▼▼▼
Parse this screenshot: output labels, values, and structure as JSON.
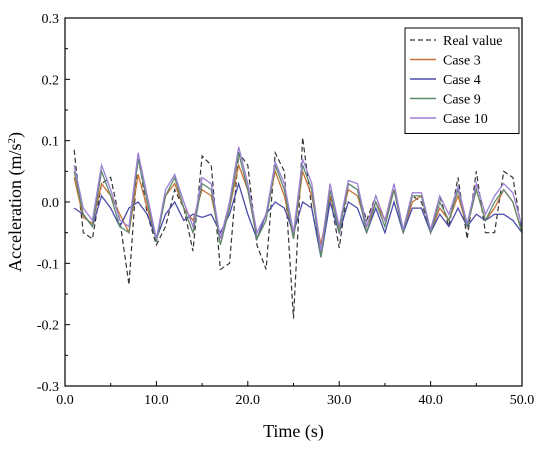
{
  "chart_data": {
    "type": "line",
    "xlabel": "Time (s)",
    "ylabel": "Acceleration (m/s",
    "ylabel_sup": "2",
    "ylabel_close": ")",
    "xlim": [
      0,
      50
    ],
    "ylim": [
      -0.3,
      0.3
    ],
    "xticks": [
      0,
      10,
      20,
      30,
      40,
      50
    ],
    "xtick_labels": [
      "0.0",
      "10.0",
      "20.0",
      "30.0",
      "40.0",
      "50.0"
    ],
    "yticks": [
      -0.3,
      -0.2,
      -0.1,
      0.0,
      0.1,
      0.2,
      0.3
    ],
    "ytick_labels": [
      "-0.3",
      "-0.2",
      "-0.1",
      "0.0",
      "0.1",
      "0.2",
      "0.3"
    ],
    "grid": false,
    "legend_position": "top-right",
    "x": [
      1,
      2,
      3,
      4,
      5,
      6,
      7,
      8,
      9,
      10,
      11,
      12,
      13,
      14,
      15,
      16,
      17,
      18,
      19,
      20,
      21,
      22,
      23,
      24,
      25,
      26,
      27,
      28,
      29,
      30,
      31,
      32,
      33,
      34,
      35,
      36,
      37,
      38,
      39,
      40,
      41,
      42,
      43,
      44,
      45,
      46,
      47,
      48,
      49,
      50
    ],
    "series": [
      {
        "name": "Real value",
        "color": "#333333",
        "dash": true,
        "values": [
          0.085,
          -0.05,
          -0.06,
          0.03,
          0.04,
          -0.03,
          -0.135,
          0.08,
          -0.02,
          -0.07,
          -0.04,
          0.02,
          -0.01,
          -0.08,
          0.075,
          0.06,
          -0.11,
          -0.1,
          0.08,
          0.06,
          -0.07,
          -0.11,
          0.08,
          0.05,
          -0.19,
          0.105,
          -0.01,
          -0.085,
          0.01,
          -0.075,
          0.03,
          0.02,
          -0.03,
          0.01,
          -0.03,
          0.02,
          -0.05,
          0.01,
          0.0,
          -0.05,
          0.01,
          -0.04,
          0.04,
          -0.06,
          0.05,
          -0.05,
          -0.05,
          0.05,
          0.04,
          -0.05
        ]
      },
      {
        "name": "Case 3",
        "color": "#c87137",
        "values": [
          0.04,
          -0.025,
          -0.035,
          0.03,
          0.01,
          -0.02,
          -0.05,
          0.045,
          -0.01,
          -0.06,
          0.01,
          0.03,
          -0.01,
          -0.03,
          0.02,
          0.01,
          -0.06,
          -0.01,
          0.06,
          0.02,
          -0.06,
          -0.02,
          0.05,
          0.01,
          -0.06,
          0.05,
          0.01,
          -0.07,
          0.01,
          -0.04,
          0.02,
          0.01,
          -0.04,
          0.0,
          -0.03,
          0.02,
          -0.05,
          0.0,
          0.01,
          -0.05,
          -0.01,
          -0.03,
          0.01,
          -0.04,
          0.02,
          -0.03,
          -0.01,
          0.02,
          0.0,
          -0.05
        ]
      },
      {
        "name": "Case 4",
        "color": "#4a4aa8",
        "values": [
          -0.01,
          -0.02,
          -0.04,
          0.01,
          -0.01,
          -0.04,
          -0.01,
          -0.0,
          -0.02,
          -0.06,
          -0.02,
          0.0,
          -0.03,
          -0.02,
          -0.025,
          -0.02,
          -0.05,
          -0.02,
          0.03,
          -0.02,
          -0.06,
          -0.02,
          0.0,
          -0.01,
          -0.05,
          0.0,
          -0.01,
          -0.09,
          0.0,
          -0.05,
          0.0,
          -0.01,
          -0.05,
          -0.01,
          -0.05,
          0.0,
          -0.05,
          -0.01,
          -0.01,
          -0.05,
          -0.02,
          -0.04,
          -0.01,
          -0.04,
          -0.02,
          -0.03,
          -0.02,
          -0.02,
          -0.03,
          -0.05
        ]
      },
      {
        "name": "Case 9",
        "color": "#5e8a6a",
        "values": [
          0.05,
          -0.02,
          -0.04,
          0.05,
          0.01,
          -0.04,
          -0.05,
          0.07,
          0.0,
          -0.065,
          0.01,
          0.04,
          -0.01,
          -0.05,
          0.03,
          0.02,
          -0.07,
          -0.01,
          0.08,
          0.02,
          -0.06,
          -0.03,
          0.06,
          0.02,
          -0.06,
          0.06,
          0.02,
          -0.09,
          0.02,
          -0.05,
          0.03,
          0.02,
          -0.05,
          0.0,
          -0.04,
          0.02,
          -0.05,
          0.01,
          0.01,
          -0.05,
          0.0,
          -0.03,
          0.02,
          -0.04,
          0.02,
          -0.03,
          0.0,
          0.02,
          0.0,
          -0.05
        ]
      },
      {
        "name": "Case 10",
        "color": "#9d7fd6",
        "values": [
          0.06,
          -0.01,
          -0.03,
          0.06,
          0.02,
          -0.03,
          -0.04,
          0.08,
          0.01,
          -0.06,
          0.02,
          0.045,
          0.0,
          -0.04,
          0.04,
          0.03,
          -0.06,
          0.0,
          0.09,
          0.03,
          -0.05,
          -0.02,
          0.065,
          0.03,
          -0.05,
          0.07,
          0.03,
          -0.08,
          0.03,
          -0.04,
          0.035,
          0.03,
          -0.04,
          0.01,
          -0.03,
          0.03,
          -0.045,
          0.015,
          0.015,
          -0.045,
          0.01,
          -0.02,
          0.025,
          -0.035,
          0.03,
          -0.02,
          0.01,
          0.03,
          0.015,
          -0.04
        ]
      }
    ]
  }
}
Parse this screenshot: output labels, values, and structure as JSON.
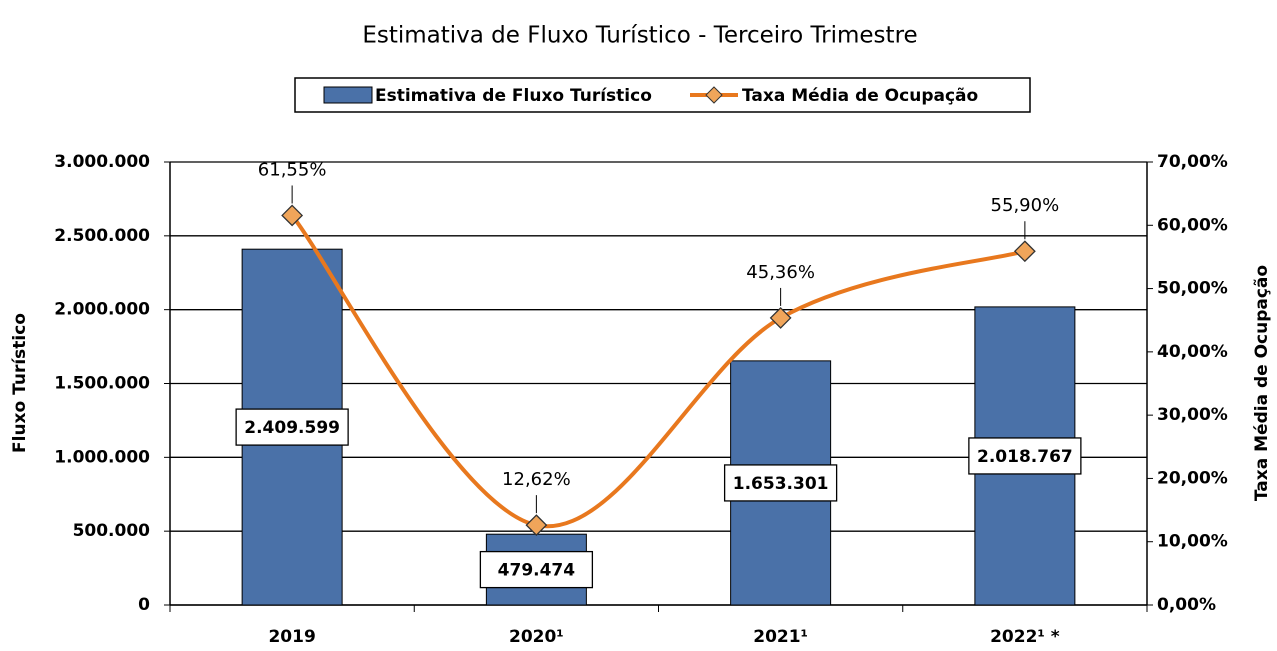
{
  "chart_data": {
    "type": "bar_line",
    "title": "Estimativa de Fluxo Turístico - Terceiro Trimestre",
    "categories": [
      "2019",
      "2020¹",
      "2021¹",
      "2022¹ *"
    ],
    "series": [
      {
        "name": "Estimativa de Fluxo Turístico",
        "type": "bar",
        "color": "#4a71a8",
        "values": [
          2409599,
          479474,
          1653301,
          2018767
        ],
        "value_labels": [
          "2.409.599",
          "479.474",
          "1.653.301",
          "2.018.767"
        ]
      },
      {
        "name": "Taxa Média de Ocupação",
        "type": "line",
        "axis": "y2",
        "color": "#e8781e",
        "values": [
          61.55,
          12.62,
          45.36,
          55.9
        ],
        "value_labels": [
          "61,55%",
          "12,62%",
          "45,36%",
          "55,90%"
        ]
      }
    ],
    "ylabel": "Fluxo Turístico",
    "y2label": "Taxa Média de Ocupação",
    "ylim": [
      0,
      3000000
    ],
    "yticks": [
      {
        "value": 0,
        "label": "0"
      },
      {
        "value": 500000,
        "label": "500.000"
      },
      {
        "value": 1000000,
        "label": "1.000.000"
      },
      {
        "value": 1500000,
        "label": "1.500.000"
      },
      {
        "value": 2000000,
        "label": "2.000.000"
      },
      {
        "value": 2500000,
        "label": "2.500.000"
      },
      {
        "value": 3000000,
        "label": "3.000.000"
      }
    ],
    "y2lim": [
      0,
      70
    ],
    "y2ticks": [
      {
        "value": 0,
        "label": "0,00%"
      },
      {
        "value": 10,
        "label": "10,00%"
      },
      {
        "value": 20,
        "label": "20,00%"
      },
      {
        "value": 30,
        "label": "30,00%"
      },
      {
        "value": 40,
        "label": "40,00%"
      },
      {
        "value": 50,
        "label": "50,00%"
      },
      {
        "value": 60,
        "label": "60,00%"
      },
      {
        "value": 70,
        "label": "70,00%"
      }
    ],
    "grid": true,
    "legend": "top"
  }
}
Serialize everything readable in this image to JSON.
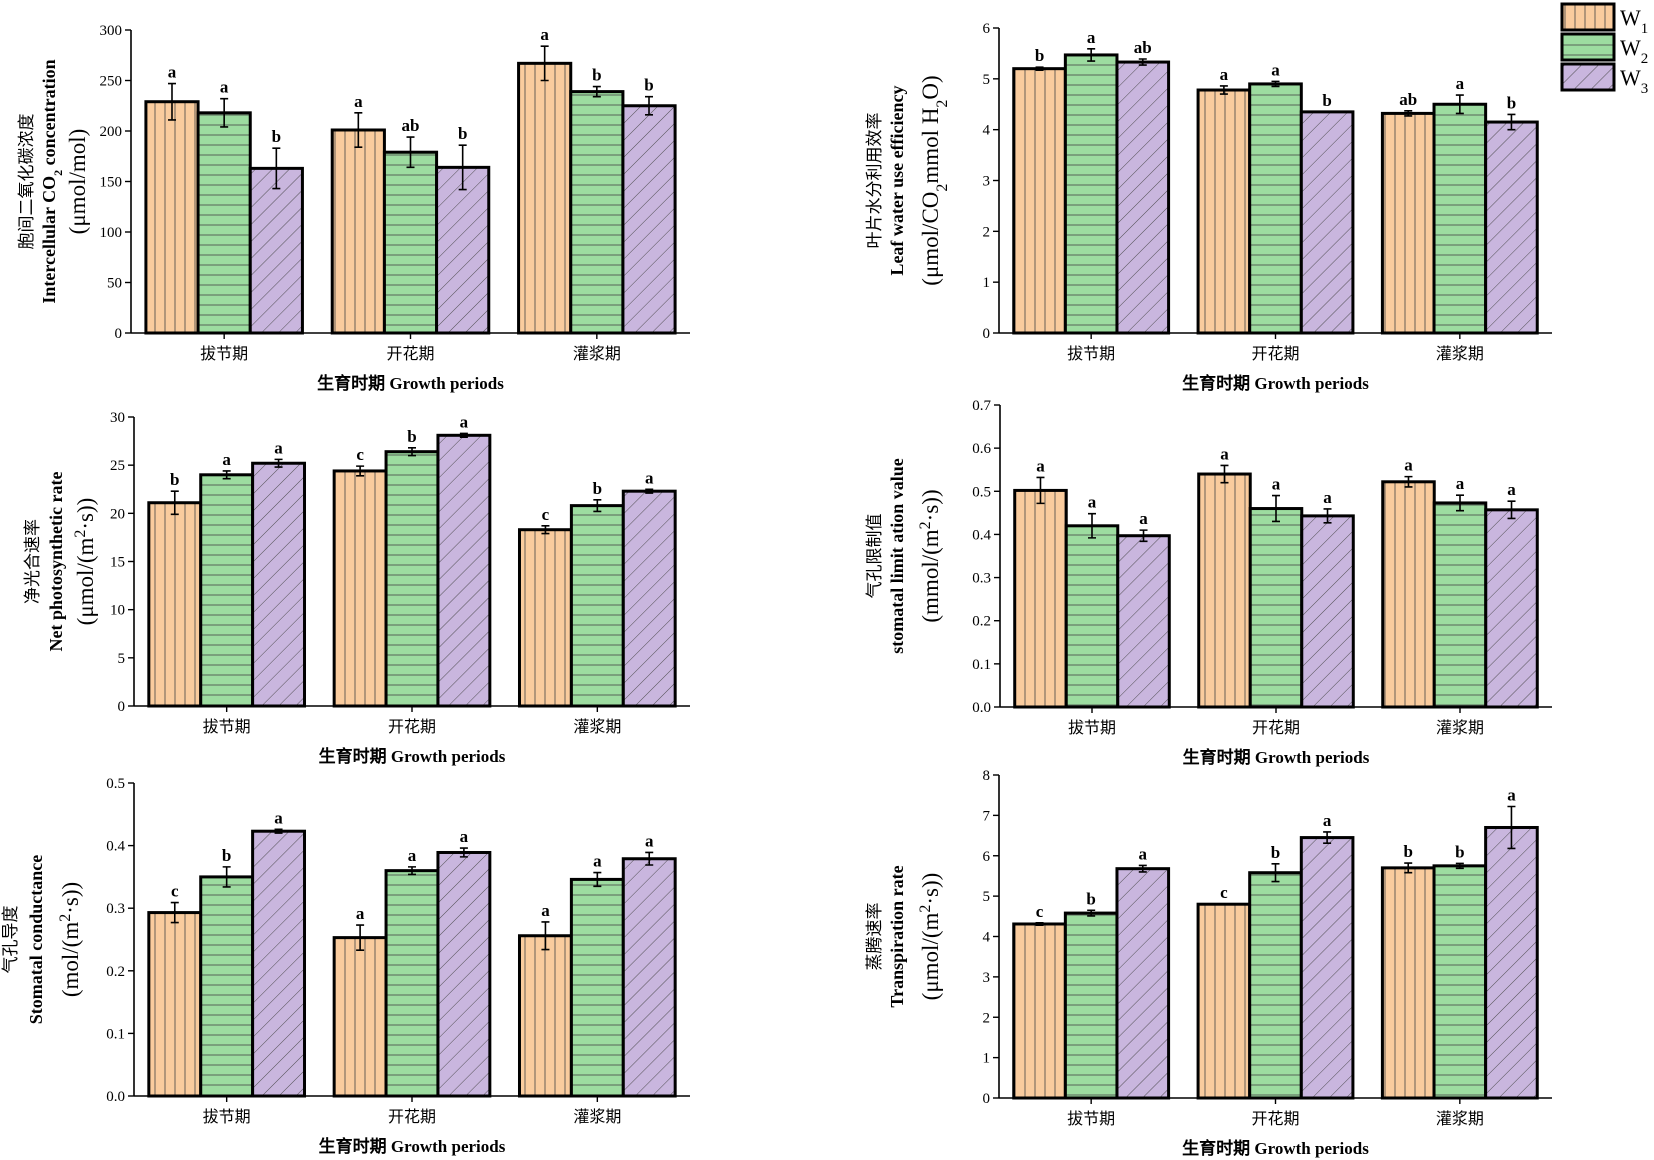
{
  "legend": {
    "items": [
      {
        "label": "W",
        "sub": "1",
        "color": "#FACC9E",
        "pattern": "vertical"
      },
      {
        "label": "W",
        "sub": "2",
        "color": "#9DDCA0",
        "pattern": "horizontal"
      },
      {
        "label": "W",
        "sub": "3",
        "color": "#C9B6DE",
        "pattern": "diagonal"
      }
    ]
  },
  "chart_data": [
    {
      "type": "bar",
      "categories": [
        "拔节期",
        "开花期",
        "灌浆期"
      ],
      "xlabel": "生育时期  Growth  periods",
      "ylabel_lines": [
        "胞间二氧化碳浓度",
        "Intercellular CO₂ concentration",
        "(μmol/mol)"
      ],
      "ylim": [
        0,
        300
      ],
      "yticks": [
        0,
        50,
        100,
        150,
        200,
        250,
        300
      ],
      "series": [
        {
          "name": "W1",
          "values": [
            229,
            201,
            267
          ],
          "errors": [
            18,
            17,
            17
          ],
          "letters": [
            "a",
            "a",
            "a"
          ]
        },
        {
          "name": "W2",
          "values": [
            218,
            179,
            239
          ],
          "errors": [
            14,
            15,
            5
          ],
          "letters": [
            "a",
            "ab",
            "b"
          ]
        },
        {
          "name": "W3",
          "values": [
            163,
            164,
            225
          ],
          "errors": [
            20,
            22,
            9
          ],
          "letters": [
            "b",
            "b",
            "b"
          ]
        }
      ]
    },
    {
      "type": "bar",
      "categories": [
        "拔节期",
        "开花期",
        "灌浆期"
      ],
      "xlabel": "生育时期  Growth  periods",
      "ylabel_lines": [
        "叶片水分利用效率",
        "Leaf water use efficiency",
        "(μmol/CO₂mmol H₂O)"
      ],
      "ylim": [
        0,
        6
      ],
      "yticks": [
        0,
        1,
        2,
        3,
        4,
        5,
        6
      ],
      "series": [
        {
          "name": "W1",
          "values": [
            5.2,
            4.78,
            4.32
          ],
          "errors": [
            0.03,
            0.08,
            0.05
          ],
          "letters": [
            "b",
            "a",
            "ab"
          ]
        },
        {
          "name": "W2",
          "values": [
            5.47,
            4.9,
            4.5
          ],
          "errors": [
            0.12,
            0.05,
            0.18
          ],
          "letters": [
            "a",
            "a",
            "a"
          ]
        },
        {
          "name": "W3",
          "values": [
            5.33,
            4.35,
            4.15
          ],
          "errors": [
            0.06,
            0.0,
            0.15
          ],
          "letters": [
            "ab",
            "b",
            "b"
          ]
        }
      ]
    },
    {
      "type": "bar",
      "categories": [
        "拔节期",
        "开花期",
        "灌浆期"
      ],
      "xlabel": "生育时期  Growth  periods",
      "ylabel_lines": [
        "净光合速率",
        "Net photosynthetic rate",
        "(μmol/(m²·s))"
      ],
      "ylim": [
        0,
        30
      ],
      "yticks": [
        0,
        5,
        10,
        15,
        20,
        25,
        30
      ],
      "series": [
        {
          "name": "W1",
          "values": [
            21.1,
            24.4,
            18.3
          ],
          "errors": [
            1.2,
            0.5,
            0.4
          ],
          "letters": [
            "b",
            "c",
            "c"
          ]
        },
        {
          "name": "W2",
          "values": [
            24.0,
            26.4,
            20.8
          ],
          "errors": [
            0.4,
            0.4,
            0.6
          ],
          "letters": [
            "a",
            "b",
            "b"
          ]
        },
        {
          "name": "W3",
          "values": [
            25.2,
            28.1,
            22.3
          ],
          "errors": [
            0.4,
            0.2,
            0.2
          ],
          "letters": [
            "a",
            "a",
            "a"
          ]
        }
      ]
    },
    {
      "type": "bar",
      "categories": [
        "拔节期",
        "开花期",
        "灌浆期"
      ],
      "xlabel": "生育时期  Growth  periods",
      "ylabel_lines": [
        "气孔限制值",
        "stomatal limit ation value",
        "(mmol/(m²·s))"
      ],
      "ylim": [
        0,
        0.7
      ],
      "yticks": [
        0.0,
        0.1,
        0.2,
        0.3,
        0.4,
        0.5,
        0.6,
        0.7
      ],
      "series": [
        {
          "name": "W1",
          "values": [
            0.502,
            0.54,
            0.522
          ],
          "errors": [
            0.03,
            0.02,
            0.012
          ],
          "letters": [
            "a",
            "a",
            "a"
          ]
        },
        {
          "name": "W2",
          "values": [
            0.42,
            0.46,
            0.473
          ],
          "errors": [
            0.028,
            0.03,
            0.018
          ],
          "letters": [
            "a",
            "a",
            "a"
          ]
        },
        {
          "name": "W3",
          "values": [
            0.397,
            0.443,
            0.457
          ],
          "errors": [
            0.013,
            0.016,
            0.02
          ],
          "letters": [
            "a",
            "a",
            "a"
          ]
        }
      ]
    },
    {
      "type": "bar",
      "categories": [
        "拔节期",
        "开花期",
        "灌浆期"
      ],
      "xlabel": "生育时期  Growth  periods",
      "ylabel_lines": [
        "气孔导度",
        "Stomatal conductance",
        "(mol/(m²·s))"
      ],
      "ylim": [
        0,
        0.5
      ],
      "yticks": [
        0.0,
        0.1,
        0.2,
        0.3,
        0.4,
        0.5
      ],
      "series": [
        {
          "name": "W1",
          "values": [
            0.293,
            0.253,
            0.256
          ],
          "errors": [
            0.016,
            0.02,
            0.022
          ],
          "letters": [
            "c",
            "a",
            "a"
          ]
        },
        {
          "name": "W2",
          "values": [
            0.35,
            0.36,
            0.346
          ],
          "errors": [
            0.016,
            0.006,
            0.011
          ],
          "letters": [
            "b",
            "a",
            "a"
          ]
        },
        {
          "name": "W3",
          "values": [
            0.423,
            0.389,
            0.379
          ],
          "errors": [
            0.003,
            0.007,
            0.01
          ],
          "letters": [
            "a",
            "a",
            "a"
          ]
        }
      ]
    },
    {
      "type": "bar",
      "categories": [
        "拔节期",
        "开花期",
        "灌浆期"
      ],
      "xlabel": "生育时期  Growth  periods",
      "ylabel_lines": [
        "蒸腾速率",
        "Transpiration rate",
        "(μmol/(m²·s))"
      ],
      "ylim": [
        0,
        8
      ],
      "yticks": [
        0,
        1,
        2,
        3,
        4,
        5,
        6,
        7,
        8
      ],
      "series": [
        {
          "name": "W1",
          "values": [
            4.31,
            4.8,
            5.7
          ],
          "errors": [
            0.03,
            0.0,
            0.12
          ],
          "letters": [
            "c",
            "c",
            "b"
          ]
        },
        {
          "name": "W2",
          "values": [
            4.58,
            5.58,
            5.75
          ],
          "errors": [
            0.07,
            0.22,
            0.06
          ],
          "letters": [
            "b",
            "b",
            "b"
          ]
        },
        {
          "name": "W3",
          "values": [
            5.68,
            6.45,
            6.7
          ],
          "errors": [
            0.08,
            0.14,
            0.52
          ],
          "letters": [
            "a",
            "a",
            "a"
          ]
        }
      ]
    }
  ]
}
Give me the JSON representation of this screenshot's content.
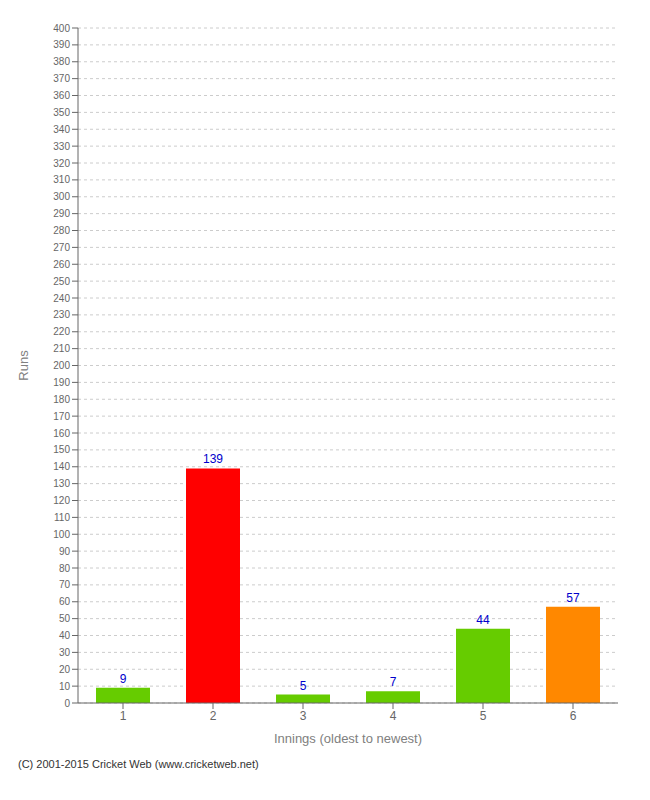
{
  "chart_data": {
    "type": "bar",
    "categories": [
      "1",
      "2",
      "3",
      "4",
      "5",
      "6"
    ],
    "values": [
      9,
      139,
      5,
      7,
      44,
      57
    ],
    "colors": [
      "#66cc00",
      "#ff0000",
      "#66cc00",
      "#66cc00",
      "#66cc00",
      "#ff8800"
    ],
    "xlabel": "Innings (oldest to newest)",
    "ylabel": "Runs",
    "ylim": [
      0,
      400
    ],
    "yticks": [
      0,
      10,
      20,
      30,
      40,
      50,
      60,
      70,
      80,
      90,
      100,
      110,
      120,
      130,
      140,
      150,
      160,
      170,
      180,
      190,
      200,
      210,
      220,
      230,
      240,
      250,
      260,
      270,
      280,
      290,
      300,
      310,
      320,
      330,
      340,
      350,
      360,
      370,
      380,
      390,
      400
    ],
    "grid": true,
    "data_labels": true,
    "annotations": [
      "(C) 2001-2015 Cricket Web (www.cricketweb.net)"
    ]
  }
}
▲▲▲
## What is needed
Gather up the lines that contain the word "this".

## The completed task
Parse this screenshot: output labels, values, and structure as JSON.
Parse this screenshot: output labels, values, and structure as JSON.
Serialize everything readable in this image to JSON.
Give me the JSON representation of this screenshot's content.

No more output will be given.